→ Tâche a
D'après l'extrait sur le nom de drakkar, dans quel ouvrage et en quelle année le terme est-il apparu pour la première fois ?

→ Extrait fourni
::::::::
Le nom de drakkar[modifier | modifier le code]

Ce nom, sous lequel sont communément connus les navires vikings en français, est un terme récent apparu en 1840 dans Archéologie navale, tome I, d'Augustin Jal. Il en est en fait l'inventeur sous la forme drakar qui est un emprunt au pluriel du mot suédois moderne drake dans le sens de « dragons » (issu de l'ancien scandinave dreki, pluriel drekar)[1],[2]. Drakar est donc un pluriel, alors qu'il devrait figurer au singulier ; enfin un k supplémentaire a été ajouté par la suite à drakar de manière arbitraire. Comme l’a dit Régis Boyer, dire « il partit sur son drakkar » revient à dire « il partit sur son chevvaux » (au pluriel avec deux v)[3]. L'historien François Neveux précise à ce propos que « dans l'espace viking, [le terme de dreki] sert d'abord à désigner les figures sculptées à la proue et à la poupe des navires, qui représentaient souvent des dragons »[4]. Cet animal fabuleux était destiné à effrayer les esprits tutélaires ou landvættir (genius loci en latin) afin de faciliter les opérations, commerciales ou prédatrices qui allaient se dérouler. Cette figure était donc amovible et on l’ôtait lorsque l’on revenait chez soi ou que l’on abordait en pays ami[5]. Ensuite, le mot s'applique par métonymie au bateau de guerre lui-même, au sens le plus prestigieux du terme[6].

Néanmoins, malgré son origine artificielle, le terme drakkar est entré dans le langage courant et est très utilisé dans les publications non spécialisées, il figure également dans les dictionnaires français les plus répandus. On le retrouve ainsi dans le Larousse[7] ou encore dans le dictionnaire d'usage plus scientifique du CNRTL[8].
::::::::
→ Tâche b
Rendez en tableau Markdown les lignes des enregistrements, depuis la première jusqu'à celle qui contient « candle-body <box>431 173 435 178</box> », toutes deux incluses, en omettant les lignes vides. Utilisez deux colonnes, « Rang » pour le numéro de ligne et « Contenu » pour la ligne.

Annotations des éléments de la page
::::::::
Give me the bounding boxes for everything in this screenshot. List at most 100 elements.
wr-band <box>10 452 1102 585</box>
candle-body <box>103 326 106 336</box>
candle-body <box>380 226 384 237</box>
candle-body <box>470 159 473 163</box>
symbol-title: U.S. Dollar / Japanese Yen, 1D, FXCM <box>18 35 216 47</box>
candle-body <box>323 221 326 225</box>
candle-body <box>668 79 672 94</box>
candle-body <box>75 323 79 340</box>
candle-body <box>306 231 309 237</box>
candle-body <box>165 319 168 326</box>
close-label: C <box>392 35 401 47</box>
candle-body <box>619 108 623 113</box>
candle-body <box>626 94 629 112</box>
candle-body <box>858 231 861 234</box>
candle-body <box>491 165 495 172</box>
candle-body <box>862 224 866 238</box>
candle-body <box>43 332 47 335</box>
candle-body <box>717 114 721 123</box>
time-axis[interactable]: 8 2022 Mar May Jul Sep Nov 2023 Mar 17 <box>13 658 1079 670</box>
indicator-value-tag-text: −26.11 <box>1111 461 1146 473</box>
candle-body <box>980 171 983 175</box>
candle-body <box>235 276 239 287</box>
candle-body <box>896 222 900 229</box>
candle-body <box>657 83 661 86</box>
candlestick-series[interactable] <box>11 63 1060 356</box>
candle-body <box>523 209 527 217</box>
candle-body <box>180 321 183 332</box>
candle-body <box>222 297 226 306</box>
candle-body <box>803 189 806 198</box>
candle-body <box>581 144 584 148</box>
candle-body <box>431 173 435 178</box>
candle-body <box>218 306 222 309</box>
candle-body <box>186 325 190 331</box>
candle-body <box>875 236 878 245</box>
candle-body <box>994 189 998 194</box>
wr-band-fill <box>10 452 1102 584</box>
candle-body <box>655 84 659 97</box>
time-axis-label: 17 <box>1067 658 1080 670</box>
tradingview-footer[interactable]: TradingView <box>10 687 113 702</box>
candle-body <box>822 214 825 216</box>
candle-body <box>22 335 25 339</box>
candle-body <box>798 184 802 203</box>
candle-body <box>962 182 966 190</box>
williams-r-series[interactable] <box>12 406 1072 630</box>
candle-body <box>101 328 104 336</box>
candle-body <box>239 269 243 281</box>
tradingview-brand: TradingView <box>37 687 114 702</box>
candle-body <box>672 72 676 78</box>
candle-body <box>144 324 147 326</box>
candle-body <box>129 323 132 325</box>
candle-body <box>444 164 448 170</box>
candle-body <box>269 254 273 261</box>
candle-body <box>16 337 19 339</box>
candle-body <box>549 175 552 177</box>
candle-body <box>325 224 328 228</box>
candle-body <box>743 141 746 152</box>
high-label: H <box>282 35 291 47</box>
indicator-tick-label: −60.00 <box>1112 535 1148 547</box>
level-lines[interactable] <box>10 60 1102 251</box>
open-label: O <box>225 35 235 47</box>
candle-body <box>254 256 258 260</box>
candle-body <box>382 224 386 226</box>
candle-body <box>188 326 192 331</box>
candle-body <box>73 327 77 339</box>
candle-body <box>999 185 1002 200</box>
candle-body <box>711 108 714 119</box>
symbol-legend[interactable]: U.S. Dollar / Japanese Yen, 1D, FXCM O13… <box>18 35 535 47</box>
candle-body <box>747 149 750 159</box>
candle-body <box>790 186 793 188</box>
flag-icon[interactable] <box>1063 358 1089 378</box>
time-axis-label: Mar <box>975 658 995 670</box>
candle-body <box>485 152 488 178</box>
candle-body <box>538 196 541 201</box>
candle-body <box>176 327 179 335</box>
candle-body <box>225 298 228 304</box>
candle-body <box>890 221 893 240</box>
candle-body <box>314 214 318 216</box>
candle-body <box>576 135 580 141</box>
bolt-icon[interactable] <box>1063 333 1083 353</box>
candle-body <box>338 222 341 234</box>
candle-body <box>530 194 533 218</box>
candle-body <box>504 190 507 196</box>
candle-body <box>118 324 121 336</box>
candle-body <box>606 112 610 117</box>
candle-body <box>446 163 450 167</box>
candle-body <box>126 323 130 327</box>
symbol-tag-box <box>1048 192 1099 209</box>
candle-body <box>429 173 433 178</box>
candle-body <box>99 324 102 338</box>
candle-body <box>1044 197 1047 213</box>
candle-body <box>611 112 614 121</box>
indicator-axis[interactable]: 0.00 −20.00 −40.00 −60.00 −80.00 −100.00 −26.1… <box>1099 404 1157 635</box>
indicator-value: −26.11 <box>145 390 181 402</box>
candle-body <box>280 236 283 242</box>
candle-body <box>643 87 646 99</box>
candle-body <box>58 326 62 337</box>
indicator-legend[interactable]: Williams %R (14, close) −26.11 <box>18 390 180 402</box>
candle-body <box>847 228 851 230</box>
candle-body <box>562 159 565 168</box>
::::::::
→ Réponse complète a
En 1840, dans Archéologie navale, tome I, d'Augustin Jal.

→ Réponse complète b
| Rang | Contenu |
|---|---|
| 1 | Give me the bounding boxes for everything in this screenshot. List at most 100 elements. |
| 2 | wr-band <box>10 452 1102 585</box> |
| 3 | candle-body <box>103 326 106 336</box> |
| 4 | candle-body <box>380 226 384 237</box> |
| 5 | candle-body <box>470 159 473 163</box> |
| 6 | symbol-title: U.S. Dollar / Japanese Yen, 1D, FXCM <box>18 35 216 47</box> |
| 7 | candle-body <box>323 221 326 225</box> |
| 8 | candle-body <box>668 79 672 94</box> |
| 9 | candle-body <box>75 323 79 340</box> |
| 10 | candle-body <box>306 231 309 237</box> |
| 11 | candle-body <box>165 319 168 326</box> |
| 12 | close-label: C <box>392 35 401 47</box> |
| 13 | candle-body <box>619 108 623 113</box> |
| 14 | candle-body <box>626 94 629 112</box> |
| 15 | candle-body <box>858 231 861 234</box> |
| 16 | candle-body <box>491 165 495 172</box> |
| 17 | candle-body <box>862 224 866 238</box> |
| 18 | candle-body <box>43 332 47 335</box> |
| 19 | candle-body <box>717 114 721 123</box> |
| 20 | time-axis[interactable]: 8 2022 Mar May Jul Sep Nov 2023 Mar 17 <box>13 658 1079 670</box> |
| 21 | indicator-value-tag-text: −26.11 <box>1111 461 1146 473</box> |
| 22 | candle-body <box>980 171 983 175</box> |
| 23 | candle-body <box>235 276 239 287</box> |
| 24 | candle-body <box>896 222 900 229</box> |
| 25 | candle-body <box>657 83 661 86</box> |
| 26 | candlestick-series[interactable] <box>11 63 1060 356</box> |
| 27 | candle-body <box>523 209 527 217</box> |
| 28 | candle-body <box>180 321 183 332</box> |
| 29 | candle-body <box>222 297 226 306</box> |
| 30 | candle-body <box>803 189 806 198</box> |
| 31 | candle-body <box>581 144 584 148</box> |
| 32 | candle-body <box>431 173 435 178</box> |